Exercise goal: Go through the listing below and gather every line with the word "REUTERS".

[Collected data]

↓↓↓

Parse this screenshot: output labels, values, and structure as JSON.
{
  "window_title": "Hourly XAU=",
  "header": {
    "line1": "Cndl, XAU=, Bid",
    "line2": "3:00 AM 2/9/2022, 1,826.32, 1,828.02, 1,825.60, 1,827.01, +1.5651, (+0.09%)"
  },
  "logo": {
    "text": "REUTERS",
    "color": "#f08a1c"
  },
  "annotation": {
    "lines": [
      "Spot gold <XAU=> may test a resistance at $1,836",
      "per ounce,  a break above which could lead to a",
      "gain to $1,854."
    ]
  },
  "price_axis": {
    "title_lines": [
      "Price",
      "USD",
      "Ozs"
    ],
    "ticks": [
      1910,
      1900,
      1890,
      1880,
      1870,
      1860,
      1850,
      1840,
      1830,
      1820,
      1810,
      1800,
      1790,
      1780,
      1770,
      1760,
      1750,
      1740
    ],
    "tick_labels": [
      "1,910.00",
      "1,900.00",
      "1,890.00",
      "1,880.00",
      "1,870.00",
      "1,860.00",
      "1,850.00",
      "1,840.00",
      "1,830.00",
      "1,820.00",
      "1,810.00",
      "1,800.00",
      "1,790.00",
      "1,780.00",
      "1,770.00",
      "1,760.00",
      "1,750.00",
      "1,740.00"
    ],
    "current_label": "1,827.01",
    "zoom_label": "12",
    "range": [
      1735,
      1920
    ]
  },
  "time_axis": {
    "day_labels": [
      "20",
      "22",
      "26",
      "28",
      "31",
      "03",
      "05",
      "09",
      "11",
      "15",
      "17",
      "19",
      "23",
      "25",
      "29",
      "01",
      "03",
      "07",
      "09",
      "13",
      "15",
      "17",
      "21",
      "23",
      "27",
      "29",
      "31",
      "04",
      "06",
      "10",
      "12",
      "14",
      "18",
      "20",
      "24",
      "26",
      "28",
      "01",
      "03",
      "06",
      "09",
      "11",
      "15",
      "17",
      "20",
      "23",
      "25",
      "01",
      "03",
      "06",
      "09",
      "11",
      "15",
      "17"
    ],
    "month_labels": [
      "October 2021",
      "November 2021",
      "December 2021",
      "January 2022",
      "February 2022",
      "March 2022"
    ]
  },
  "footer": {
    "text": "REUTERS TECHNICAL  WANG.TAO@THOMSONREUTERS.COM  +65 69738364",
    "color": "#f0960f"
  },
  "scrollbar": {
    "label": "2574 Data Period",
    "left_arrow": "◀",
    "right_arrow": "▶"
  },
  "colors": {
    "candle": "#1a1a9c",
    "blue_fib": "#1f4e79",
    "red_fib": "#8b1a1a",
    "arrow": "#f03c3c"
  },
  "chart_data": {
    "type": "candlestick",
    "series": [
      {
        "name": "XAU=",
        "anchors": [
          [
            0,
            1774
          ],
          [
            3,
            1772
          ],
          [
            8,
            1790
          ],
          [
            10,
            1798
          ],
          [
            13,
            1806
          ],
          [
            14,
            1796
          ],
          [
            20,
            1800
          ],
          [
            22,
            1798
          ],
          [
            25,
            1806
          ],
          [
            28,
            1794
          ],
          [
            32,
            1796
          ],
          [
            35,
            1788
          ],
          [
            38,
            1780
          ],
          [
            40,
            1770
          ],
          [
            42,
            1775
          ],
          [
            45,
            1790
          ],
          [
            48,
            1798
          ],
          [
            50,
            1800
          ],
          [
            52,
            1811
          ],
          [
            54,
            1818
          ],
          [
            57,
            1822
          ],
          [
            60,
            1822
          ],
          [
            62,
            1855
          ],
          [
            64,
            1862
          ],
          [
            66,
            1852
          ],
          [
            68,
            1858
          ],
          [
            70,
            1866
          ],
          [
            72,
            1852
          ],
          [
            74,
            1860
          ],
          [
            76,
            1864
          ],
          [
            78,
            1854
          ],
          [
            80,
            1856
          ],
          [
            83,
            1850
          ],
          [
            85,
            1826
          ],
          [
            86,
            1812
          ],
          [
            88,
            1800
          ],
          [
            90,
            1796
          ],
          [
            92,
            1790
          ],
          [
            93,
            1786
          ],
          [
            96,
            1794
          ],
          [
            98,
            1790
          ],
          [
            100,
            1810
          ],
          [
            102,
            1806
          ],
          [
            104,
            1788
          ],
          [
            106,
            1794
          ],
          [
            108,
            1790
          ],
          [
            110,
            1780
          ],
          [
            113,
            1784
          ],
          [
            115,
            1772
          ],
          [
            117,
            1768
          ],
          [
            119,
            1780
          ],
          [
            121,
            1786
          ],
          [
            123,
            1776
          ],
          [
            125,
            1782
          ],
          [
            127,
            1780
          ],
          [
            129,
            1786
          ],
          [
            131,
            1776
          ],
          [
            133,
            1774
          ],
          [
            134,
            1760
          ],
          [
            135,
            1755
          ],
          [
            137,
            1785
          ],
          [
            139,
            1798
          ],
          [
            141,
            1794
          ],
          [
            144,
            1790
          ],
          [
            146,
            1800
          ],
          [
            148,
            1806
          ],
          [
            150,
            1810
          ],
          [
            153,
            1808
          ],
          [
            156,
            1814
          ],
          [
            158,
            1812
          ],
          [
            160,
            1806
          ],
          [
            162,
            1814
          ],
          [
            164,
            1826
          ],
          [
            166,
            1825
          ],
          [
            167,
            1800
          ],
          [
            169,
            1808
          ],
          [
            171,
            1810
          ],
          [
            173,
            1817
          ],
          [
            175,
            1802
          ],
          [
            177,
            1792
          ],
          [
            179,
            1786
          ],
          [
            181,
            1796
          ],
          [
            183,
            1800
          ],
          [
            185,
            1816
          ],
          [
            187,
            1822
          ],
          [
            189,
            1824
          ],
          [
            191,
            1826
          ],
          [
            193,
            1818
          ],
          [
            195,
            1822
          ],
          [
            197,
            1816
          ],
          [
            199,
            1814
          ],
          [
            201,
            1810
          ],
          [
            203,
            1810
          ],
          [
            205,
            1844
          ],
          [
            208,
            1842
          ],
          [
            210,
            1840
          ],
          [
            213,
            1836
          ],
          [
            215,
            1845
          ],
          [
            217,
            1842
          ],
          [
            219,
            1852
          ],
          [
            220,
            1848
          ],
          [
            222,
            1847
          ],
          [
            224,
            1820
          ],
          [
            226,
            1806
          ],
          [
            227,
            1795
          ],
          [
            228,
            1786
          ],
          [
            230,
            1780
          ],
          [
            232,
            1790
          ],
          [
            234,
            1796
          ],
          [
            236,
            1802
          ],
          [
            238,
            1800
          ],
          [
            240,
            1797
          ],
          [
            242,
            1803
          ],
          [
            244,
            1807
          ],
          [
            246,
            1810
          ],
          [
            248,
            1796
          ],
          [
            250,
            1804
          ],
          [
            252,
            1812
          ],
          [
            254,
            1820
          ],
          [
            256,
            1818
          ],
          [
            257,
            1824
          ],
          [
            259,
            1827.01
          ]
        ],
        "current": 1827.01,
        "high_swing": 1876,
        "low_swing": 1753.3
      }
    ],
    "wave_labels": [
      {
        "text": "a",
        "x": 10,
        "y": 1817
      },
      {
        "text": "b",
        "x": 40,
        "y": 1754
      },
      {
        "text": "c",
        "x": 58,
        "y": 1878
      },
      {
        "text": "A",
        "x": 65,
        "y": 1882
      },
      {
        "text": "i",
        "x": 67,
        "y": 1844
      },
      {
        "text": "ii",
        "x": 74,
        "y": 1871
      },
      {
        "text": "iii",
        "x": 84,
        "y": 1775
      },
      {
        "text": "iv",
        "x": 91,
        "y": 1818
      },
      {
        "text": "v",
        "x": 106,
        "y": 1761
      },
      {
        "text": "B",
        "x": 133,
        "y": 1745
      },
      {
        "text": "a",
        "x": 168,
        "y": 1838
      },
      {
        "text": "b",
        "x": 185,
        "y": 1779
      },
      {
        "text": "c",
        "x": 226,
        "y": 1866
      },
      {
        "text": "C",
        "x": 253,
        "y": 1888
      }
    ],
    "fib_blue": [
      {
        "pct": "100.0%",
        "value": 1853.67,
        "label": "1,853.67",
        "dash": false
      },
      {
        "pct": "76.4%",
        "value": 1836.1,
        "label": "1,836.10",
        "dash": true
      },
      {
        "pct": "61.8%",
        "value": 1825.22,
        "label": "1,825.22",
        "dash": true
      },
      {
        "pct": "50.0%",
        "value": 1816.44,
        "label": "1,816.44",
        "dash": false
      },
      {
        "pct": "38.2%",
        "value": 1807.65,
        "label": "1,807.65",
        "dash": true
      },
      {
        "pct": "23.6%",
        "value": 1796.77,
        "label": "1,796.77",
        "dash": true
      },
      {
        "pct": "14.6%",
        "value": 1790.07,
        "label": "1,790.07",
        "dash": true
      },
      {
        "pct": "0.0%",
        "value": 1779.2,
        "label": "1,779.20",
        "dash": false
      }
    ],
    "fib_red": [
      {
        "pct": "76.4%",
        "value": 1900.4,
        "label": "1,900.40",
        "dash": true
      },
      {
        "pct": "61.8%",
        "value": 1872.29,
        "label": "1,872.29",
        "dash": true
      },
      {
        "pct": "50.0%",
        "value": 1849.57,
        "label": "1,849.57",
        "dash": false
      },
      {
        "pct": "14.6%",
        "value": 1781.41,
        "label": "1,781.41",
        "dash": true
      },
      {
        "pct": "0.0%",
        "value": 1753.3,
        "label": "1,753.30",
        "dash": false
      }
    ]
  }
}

↑↑↑

Result of this exercise:
    "text": "REUTERS",
    "text": "REUTERS TECHNICAL  WANG.TAO@THOMSONREUTERS.COM  +65 69738364",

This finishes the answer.